## What is required:
Repeat the listing below in full, exactly as it stands.
━━━━━━
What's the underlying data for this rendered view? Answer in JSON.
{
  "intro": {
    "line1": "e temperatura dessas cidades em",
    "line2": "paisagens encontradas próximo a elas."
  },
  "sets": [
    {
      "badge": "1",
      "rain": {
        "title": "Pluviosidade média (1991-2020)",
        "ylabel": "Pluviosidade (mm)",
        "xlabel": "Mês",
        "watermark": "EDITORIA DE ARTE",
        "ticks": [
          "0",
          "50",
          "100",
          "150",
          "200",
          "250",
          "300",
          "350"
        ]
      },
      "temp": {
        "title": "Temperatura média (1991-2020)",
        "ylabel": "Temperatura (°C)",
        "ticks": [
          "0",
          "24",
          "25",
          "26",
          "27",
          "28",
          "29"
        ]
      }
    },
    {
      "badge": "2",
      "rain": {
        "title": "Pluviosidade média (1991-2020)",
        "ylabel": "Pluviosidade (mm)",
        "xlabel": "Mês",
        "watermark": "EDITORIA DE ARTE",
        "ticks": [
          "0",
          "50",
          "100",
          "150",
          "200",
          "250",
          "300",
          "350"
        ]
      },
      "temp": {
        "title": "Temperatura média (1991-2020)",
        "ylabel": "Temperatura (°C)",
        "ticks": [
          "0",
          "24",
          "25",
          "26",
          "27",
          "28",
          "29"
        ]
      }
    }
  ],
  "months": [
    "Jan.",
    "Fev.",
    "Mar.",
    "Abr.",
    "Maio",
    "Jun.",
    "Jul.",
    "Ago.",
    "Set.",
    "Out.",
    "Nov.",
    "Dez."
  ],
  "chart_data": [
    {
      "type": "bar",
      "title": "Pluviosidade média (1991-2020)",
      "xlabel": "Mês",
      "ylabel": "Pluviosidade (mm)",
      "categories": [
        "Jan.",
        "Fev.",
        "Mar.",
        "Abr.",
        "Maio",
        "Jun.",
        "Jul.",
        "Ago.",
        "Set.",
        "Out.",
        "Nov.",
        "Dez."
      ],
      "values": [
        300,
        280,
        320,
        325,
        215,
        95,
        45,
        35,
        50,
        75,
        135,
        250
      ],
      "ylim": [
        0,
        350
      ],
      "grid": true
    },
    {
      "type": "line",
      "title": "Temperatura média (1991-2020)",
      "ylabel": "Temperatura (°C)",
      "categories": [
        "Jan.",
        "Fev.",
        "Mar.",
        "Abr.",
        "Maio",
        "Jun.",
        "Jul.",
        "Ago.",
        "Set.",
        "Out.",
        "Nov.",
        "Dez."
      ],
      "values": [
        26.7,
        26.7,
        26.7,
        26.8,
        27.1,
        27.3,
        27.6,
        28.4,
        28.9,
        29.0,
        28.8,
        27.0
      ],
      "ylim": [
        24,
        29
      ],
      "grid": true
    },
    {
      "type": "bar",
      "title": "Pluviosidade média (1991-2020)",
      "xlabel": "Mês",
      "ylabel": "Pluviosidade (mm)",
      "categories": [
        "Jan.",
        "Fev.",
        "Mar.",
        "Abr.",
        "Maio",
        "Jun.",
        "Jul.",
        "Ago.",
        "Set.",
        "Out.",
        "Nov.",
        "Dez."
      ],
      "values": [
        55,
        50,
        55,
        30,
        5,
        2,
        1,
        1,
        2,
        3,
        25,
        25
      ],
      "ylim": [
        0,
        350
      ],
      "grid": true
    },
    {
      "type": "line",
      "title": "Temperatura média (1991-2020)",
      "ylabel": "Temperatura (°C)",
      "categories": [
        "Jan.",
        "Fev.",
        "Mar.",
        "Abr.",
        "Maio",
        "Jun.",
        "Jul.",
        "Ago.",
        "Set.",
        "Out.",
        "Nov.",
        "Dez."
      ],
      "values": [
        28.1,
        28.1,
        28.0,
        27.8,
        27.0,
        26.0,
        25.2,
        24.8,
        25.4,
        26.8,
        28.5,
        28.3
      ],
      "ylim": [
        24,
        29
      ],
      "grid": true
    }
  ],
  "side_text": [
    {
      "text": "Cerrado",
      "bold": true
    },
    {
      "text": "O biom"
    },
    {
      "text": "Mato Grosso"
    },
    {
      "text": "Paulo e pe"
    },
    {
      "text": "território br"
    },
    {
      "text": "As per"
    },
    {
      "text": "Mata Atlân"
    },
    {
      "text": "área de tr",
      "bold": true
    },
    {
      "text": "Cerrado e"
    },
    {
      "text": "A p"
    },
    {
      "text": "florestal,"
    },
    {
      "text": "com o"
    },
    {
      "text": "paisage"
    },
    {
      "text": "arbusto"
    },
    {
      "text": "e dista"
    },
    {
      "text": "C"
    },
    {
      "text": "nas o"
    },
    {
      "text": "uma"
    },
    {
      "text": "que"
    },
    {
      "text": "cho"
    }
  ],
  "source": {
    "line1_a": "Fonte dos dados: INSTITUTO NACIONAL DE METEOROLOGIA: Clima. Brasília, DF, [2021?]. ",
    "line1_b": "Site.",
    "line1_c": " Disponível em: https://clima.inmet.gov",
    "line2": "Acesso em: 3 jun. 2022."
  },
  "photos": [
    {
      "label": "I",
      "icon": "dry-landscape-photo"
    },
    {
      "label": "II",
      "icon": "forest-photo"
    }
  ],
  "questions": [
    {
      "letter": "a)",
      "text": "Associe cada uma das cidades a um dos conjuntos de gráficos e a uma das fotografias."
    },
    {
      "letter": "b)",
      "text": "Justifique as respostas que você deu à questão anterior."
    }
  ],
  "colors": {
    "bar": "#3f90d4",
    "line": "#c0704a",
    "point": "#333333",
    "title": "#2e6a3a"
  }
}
━━━━━━
## Expected answer:
What's the underlying data for this rendered view? Answer in JSON.
{
  "intro": {
    "line1": "e temperatura dessas cidades em",
    "line2": "paisagens encontradas próximo a elas."
  },
  "sets": [
    {
      "badge": "1",
      "rain": {
        "title": "Pluviosidade média (1991-2020)",
        "ylabel": "Pluviosidade (mm)",
        "xlabel": "Mês",
        "watermark": "EDITORIA DE ARTE",
        "ticks": [
          "0",
          "50",
          "100",
          "150",
          "200",
          "250",
          "300",
          "350"
        ]
      },
      "temp": {
        "title": "Temperatura média (1991-2020)",
        "ylabel": "Temperatura (°C)",
        "ticks": [
          "0",
          "24",
          "25",
          "26",
          "27",
          "28",
          "29"
        ]
      }
    },
    {
      "badge": "2",
      "rain": {
        "title": "Pluviosidade média (1991-2020)",
        "ylabel": "Pluviosidade (mm)",
        "xlabel": "Mês",
        "watermark": "EDITORIA DE ARTE",
        "ticks": [
          "0",
          "50",
          "100",
          "150",
          "200",
          "250",
          "300",
          "350"
        ]
      },
      "temp": {
        "title": "Temperatura média (1991-2020)",
        "ylabel": "Temperatura (°C)",
        "ticks": [
          "0",
          "24",
          "25",
          "26",
          "27",
          "28",
          "29"
        ]
      }
    }
  ],
  "months": [
    "Jan.",
    "Fev.",
    "Mar.",
    "Abr.",
    "Maio",
    "Jun.",
    "Jul.",
    "Ago.",
    "Set.",
    "Out.",
    "Nov.",
    "Dez."
  ],
  "chart_data": [
    {
      "type": "bar",
      "title": "Pluviosidade média (1991-2020)",
      "xlabel": "Mês",
      "ylabel": "Pluviosidade (mm)",
      "categories": [
        "Jan.",
        "Fev.",
        "Mar.",
        "Abr.",
        "Maio",
        "Jun.",
        "Jul.",
        "Ago.",
        "Set.",
        "Out.",
        "Nov.",
        "Dez."
      ],
      "values": [
        300,
        280,
        320,
        325,
        215,
        95,
        45,
        35,
        50,
        75,
        135,
        250
      ],
      "ylim": [
        0,
        350
      ],
      "grid": true
    },
    {
      "type": "line",
      "title": "Temperatura média (1991-2020)",
      "ylabel": "Temperatura (°C)",
      "categories": [
        "Jan.",
        "Fev.",
        "Mar.",
        "Abr.",
        "Maio",
        "Jun.",
        "Jul.",
        "Ago.",
        "Set.",
        "Out.",
        "Nov.",
        "Dez."
      ],
      "values": [
        26.7,
        26.7,
        26.7,
        26.8,
        27.1,
        27.3,
        27.6,
        28.4,
        28.9,
        29.0,
        28.8,
        27.0
      ],
      "ylim": [
        24,
        29
      ],
      "grid": true
    },
    {
      "type": "bar",
      "title": "Pluviosidade média (1991-2020)",
      "xlabel": "Mês",
      "ylabel": "Pluviosidade (mm)",
      "categories": [
        "Jan.",
        "Fev.",
        "Mar.",
        "Abr.",
        "Maio",
        "Jun.",
        "Jul.",
        "Ago.",
        "Set.",
        "Out.",
        "Nov.",
        "Dez."
      ],
      "values": [
        55,
        50,
        55,
        30,
        5,
        2,
        1,
        1,
        2,
        3,
        25,
        25
      ],
      "ylim": [
        0,
        350
      ],
      "grid": true
    },
    {
      "type": "line",
      "title": "Temperatura média (1991-2020)",
      "ylabel": "Temperatura (°C)",
      "categories": [
        "Jan.",
        "Fev.",
        "Mar.",
        "Abr.",
        "Maio",
        "Jun.",
        "Jul.",
        "Ago.",
        "Set.",
        "Out.",
        "Nov.",
        "Dez."
      ],
      "values": [
        28.1,
        28.1,
        28.0,
        27.8,
        27.0,
        26.0,
        25.2,
        24.8,
        25.4,
        26.8,
        28.5,
        28.3
      ],
      "ylim": [
        24,
        29
      ],
      "grid": true
    }
  ],
  "side_text": [
    {
      "text": "Cerrado",
      "bold": true
    },
    {
      "text": "O biom"
    },
    {
      "text": "Mato Grosso"
    },
    {
      "text": "Paulo e pe"
    },
    {
      "text": "território br"
    },
    {
      "text": "As per"
    },
    {
      "text": "Mata Atlân"
    },
    {
      "text": "área de tr",
      "bold": true
    },
    {
      "text": "Cerrado e"
    },
    {
      "text": "A p"
    },
    {
      "text": "florestal,"
    },
    {
      "text": "com o"
    },
    {
      "text": "paisage"
    },
    {
      "text": "arbusto"
    },
    {
      "text": "e dista"
    },
    {
      "text": "C"
    },
    {
      "text": "nas o"
    },
    {
      "text": "uma"
    },
    {
      "text": "que"
    },
    {
      "text": "cho"
    }
  ],
  "source": {
    "line1_a": "Fonte dos dados: INSTITUTO NACIONAL DE METEOROLOGIA: Clima. Brasília, DF, [2021?]. ",
    "line1_b": "Site.",
    "line1_c": " Disponível em: https://clima.inmet.gov",
    "line2": "Acesso em: 3 jun. 2022."
  },
  "photos": [
    {
      "label": "I",
      "icon": "dry-landscape-photo"
    },
    {
      "label": "II",
      "icon": "forest-photo"
    }
  ],
  "questions": [
    {
      "letter": "a)",
      "text": "Associe cada uma das cidades a um dos conjuntos de gráficos e a uma das fotografias."
    },
    {
      "letter": "b)",
      "text": "Justifique as respostas que você deu à questão anterior."
    }
  ],
  "colors": {
    "bar": "#3f90d4",
    "line": "#c0704a",
    "point": "#333333",
    "title": "#2e6a3a"
  }
}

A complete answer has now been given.